**What is being asked:**
Print again only this span: the line with "Output a JSON", the line with "Give me the", and all lines between them, exactly as given.

**Material for the task:**
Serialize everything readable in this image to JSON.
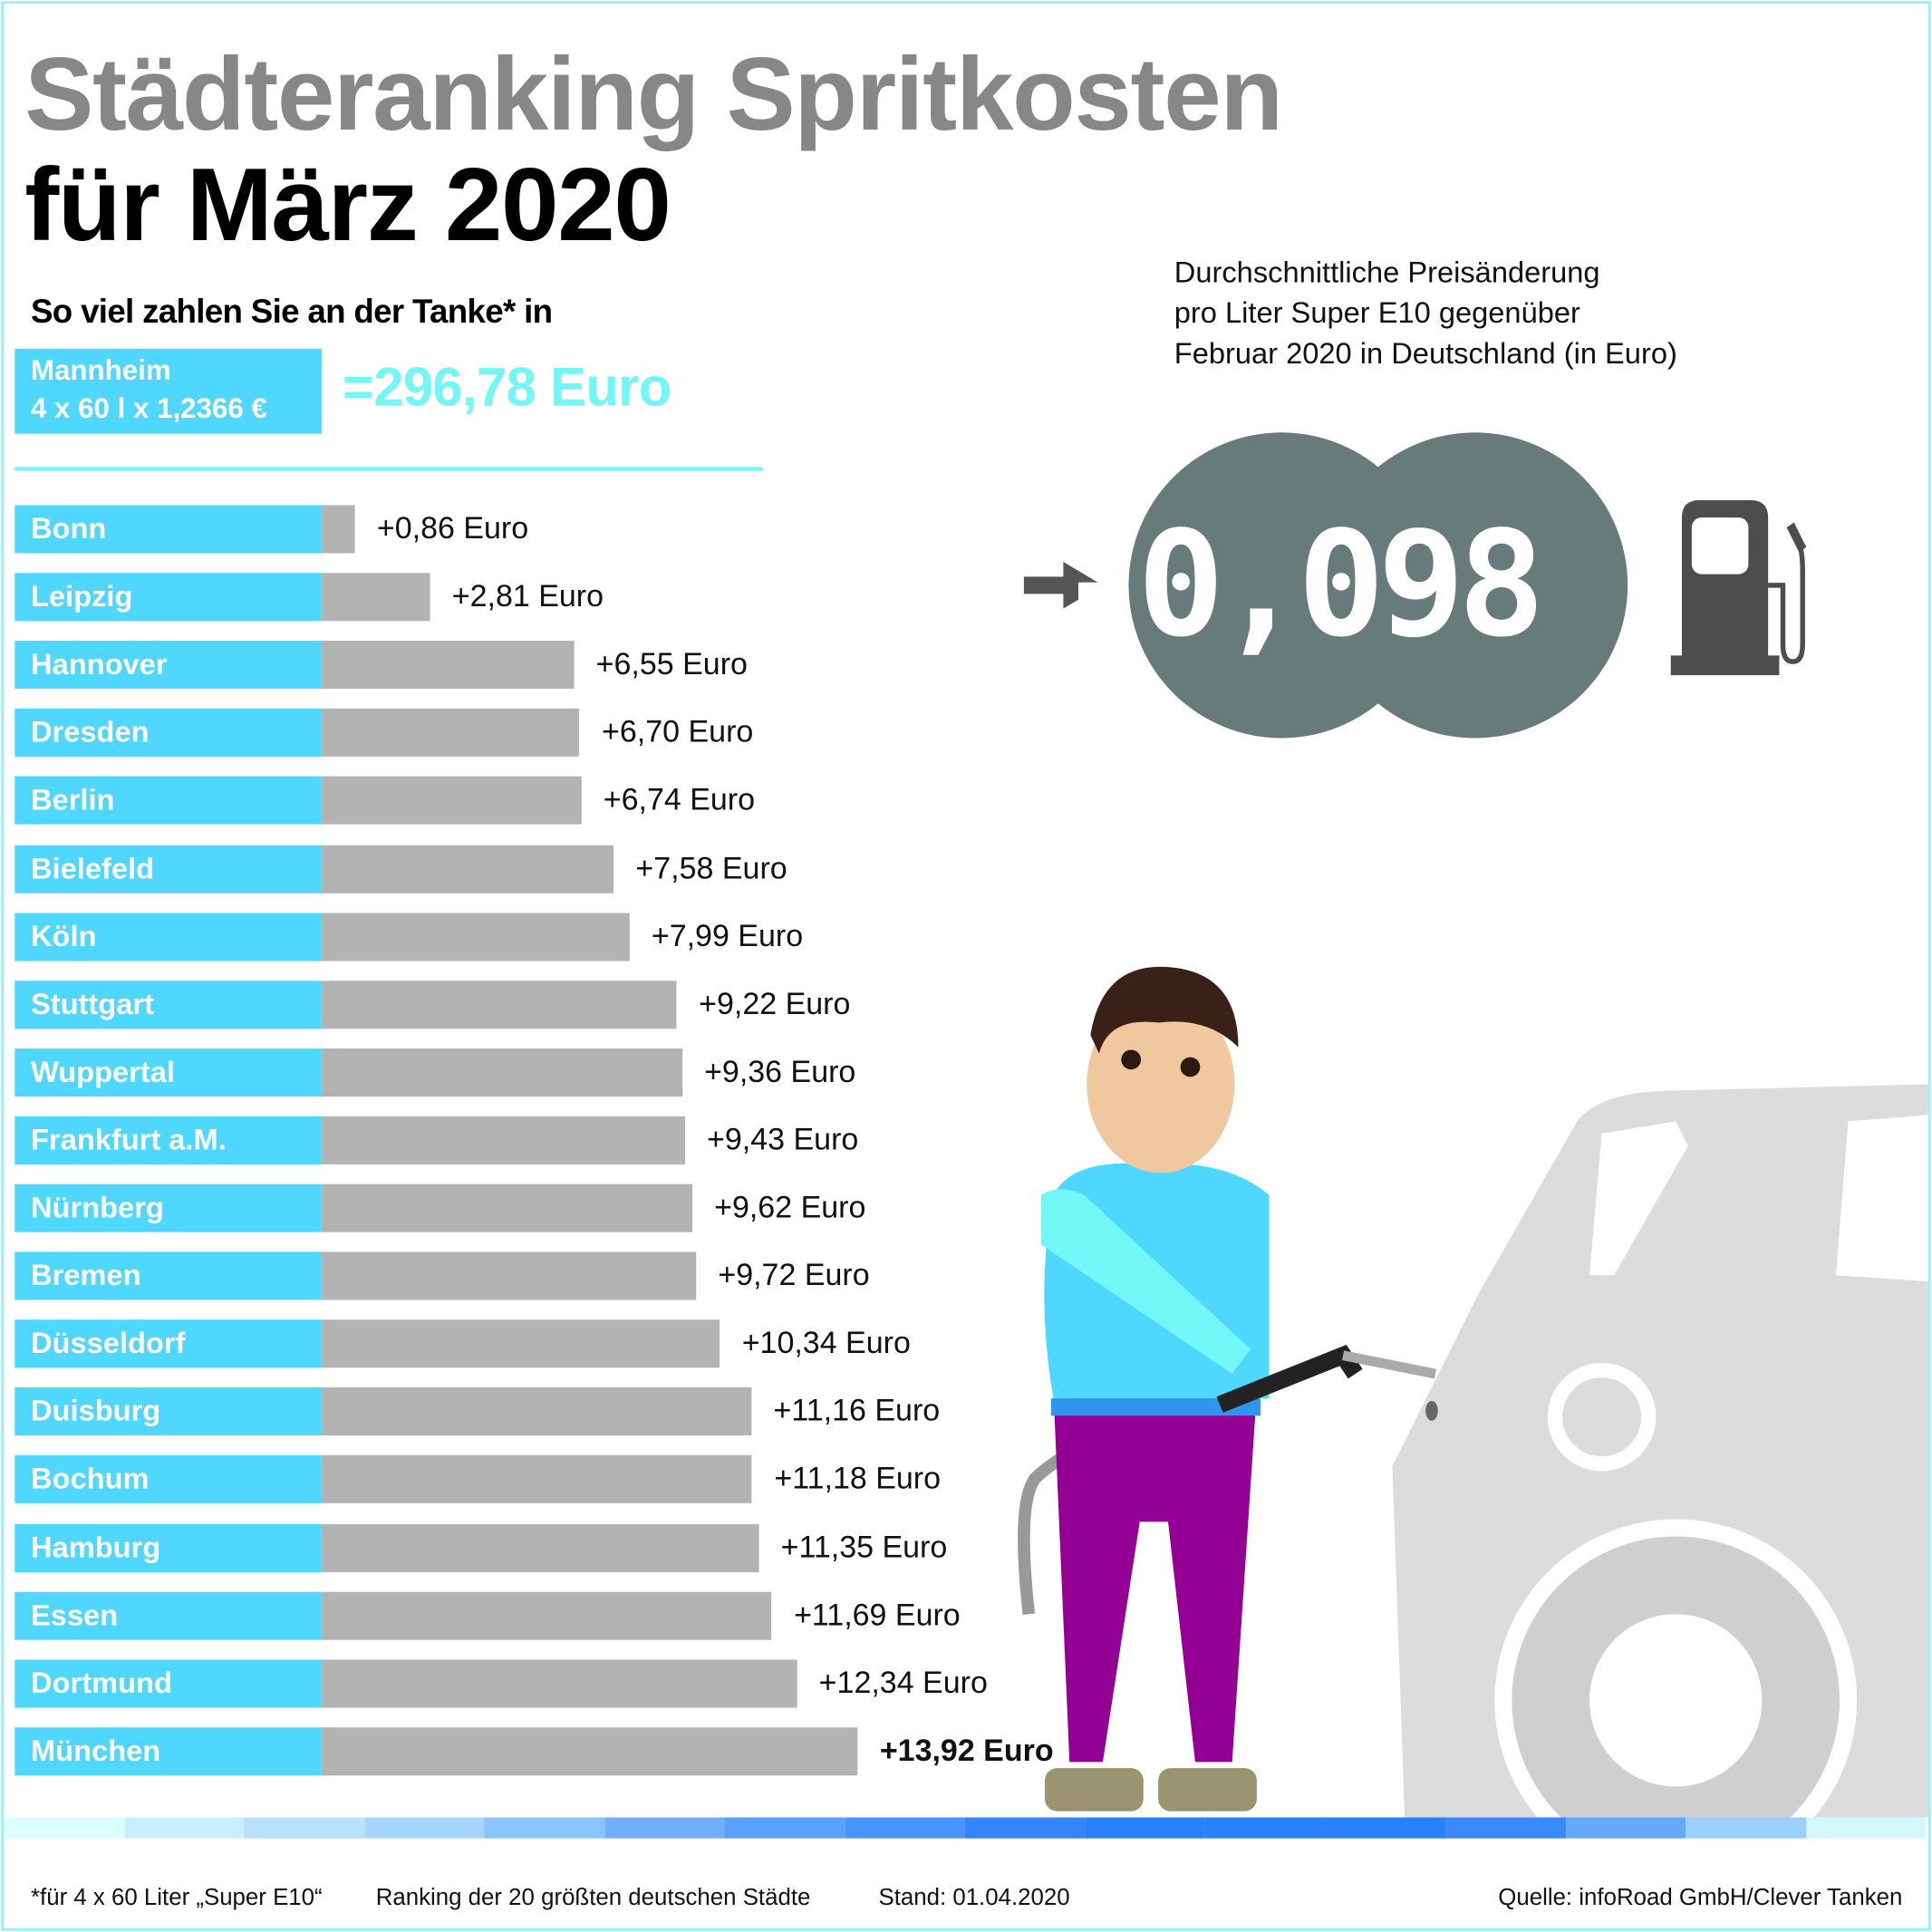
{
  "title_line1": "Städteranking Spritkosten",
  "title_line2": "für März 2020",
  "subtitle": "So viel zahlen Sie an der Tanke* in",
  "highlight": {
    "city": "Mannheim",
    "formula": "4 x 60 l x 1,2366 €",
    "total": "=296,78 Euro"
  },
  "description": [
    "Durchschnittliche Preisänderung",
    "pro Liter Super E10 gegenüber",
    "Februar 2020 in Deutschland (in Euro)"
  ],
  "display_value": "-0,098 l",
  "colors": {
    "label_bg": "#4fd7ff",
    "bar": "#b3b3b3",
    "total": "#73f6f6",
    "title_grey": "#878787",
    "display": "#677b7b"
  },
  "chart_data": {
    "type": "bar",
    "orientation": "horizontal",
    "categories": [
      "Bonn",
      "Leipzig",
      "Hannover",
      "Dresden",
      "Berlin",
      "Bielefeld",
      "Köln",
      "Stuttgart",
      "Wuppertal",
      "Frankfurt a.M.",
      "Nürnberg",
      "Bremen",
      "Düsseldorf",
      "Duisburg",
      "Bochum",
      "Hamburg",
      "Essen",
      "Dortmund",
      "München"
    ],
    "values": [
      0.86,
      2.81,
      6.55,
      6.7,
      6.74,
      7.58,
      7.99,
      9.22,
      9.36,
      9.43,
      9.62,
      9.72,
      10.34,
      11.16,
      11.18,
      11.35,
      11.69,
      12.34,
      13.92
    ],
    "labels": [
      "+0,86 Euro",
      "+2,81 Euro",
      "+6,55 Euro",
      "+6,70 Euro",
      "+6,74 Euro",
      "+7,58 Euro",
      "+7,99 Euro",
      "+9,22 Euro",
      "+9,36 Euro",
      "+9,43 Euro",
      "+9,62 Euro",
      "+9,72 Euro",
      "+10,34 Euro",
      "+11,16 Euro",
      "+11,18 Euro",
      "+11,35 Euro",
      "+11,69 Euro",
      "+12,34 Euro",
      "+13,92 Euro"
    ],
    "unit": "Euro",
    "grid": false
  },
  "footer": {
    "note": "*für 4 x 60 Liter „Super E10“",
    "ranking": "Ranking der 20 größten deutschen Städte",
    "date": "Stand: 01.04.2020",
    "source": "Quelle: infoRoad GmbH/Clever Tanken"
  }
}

---

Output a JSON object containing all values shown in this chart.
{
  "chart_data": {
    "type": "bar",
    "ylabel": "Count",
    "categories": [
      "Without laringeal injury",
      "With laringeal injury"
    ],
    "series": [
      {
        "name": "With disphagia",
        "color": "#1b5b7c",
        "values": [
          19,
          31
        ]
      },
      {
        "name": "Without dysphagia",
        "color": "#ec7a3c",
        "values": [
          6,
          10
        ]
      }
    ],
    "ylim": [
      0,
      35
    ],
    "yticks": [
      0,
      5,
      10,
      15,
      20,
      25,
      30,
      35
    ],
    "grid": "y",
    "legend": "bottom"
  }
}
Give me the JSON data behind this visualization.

**The response:**
Output a JSON object containing all values shown in this chart.
{
  "chart_data": {
    "type": "bar",
    "ylabel": "Count",
    "categories": [
      "Without laringeal injury",
      "With laringeal injury"
    ],
    "series": [
      {
        "name": "With disphagia",
        "color": "#1b5b7c",
        "values": [
          19,
          31
        ]
      },
      {
        "name": "Without dysphagia",
        "color": "#ec7a3c",
        "values": [
          6,
          10
        ]
      }
    ],
    "ylim": [
      0,
      35
    ],
    "yticks": [
      0,
      5,
      10,
      15,
      20,
      25,
      30,
      35
    ],
    "grid": "y",
    "legend": "bottom"
  }
}
Give me the JSON data behind this visualization.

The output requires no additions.